>> begin Dataset

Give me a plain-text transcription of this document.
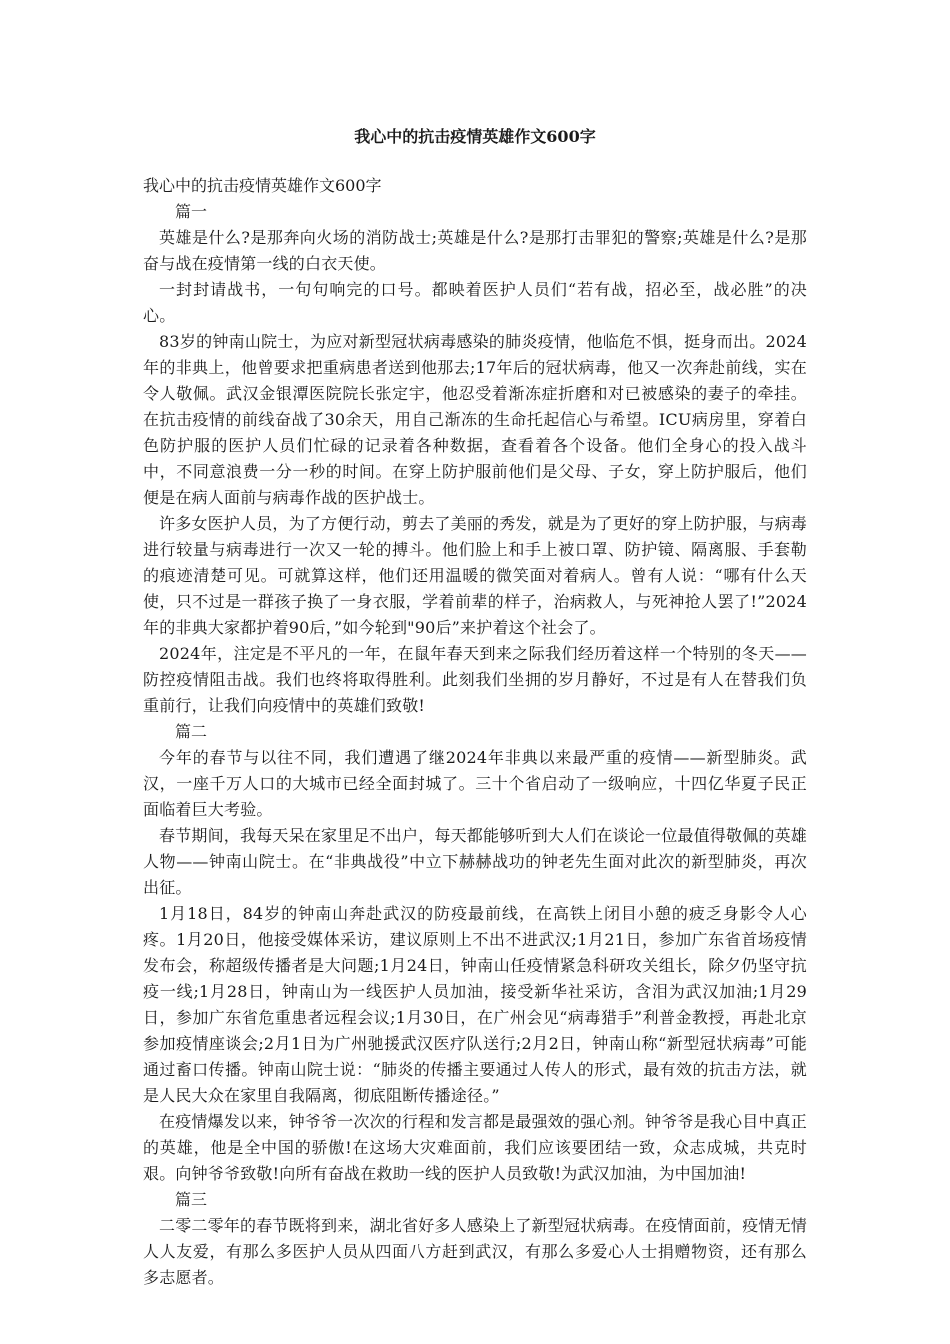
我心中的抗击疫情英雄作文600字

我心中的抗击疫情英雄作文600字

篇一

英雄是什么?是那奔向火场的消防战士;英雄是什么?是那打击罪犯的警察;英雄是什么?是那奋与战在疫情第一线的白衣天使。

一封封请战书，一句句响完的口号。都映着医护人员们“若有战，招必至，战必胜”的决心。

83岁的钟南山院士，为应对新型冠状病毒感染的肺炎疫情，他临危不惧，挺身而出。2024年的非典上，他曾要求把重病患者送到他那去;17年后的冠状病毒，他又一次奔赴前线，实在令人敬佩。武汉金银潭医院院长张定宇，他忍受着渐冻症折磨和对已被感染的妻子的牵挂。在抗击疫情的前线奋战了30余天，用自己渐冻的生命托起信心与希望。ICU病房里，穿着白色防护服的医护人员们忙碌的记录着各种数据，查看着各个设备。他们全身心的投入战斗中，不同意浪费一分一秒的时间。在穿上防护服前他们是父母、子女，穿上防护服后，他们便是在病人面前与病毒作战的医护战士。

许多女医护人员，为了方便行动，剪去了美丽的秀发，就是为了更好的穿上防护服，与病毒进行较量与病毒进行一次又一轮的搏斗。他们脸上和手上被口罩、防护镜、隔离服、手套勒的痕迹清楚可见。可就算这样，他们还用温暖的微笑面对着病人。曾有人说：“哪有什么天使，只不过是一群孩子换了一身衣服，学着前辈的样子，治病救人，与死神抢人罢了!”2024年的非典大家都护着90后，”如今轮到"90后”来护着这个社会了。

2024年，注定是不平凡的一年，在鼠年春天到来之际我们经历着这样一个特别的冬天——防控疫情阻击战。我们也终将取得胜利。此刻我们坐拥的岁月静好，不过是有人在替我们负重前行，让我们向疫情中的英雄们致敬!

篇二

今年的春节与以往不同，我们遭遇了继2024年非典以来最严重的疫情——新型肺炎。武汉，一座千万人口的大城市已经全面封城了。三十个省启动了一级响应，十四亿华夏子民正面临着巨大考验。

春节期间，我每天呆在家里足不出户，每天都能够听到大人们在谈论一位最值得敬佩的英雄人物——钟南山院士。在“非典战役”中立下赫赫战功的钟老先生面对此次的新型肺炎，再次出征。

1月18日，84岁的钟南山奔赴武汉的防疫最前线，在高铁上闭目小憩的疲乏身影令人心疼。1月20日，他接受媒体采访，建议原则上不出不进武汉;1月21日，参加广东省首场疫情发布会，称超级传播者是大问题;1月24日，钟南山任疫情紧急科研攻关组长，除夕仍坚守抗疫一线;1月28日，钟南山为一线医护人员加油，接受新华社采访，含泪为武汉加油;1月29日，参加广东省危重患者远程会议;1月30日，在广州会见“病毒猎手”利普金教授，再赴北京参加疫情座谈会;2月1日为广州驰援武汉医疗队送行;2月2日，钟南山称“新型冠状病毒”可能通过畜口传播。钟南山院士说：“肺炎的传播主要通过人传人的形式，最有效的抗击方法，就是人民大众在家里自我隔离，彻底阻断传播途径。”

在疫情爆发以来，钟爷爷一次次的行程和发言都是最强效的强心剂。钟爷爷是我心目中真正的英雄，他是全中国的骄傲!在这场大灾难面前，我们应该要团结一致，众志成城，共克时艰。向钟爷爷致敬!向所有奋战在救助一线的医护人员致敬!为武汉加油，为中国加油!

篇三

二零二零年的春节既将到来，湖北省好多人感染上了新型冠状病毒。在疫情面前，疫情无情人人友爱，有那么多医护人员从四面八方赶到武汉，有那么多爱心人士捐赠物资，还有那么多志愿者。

>> end Dataset

**Written request**: Retype the listing exactly. Pictures do not belong in the copy.

**Finished task**:
Give me a plain-text transcription of this document.
我心中的抗击疫情英雄作文600字

我心中的抗击疫情英雄作文600字

篇一

英雄是什么?是那奔向火场的消防战士;英雄是什么?是那打击罪犯的警察;英雄是什么?是那奋与战在疫情第一线的白衣天使。

一封封请战书，一句句响完的口号。都映着医护人员们“若有战，招必至，战必胜”的决心。

83岁的钟南山院士，为应对新型冠状病毒感染的肺炎疫情，他临危不惧，挺身而出。2024年的非典上，他曾要求把重病患者送到他那去;17年后的冠状病毒，他又一次奔赴前线，实在令人敬佩。武汉金银潭医院院长张定宇，他忍受着渐冻症折磨和对已被感染的妻子的牵挂。在抗击疫情的前线奋战了30余天，用自己渐冻的生命托起信心与希望。ICU病房里，穿着白色防护服的医护人员们忙碌的记录着各种数据，查看着各个设备。他们全身心的投入战斗中，不同意浪费一分一秒的时间。在穿上防护服前他们是父母、子女，穿上防护服后，他们便是在病人面前与病毒作战的医护战士。

许多女医护人员，为了方便行动，剪去了美丽的秀发，就是为了更好的穿上防护服，与病毒进行较量与病毒进行一次又一轮的搏斗。他们脸上和手上被口罩、防护镜、隔离服、手套勒的痕迹清楚可见。可就算这样，他们还用温暖的微笑面对着病人。曾有人说：“哪有什么天使，只不过是一群孩子换了一身衣服，学着前辈的样子，治病救人，与死神抢人罢了!”2024年的非典大家都护着90后，”如今轮到"90后”来护着这个社会了。

2024年，注定是不平凡的一年，在鼠年春天到来之际我们经历着这样一个特别的冬天——防控疫情阻击战。我们也终将取得胜利。此刻我们坐拥的岁月静好，不过是有人在替我们负重前行，让我们向疫情中的英雄们致敬!

篇二

今年的春节与以往不同，我们遭遇了继2024年非典以来最严重的疫情——新型肺炎。武汉，一座千万人口的大城市已经全面封城了。三十个省启动了一级响应，十四亿华夏子民正面临着巨大考验。

春节期间，我每天呆在家里足不出户，每天都能够听到大人们在谈论一位最值得敬佩的英雄人物——钟南山院士。在“非典战役”中立下赫赫战功的钟老先生面对此次的新型肺炎，再次出征。

1月18日，84岁的钟南山奔赴武汉的防疫最前线，在高铁上闭目小憩的疲乏身影令人心疼。1月20日，他接受媒体采访，建议原则上不出不进武汉;1月21日，参加广东省首场疫情发布会，称超级传播者是大问题;1月24日，钟南山任疫情紧急科研攻关组长，除夕仍坚守抗疫一线;1月28日，钟南山为一线医护人员加油，接受新华社采访，含泪为武汉加油;1月29日，参加广东省危重患者远程会议;1月30日，在广州会见“病毒猎手”利普金教授，再赴北京参加疫情座谈会;2月1日为广州驰援武汉医疗队送行;2月2日，钟南山称“新型冠状病毒”可能通过畜口传播。钟南山院士说：“肺炎的传播主要通过人传人的形式，最有效的抗击方法，就是人民大众在家里自我隔离，彻底阻断传播途径。”

在疫情爆发以来，钟爷爷一次次的行程和发言都是最强效的强心剂。钟爷爷是我心目中真正的英雄，他是全中国的骄傲!在这场大灾难面前，我们应该要团结一致，众志成城，共克时艰。向钟爷爷致敬!向所有奋战在救助一线的医护人员致敬!为武汉加油，为中国加油!

篇三

二零二零年的春节既将到来，湖北省好多人感染上了新型冠状病毒。在疫情面前，疫情无情人人友爱，有那么多医护人员从四面八方赶到武汉，有那么多爱心人士捐赠物资，还有那么多志愿者。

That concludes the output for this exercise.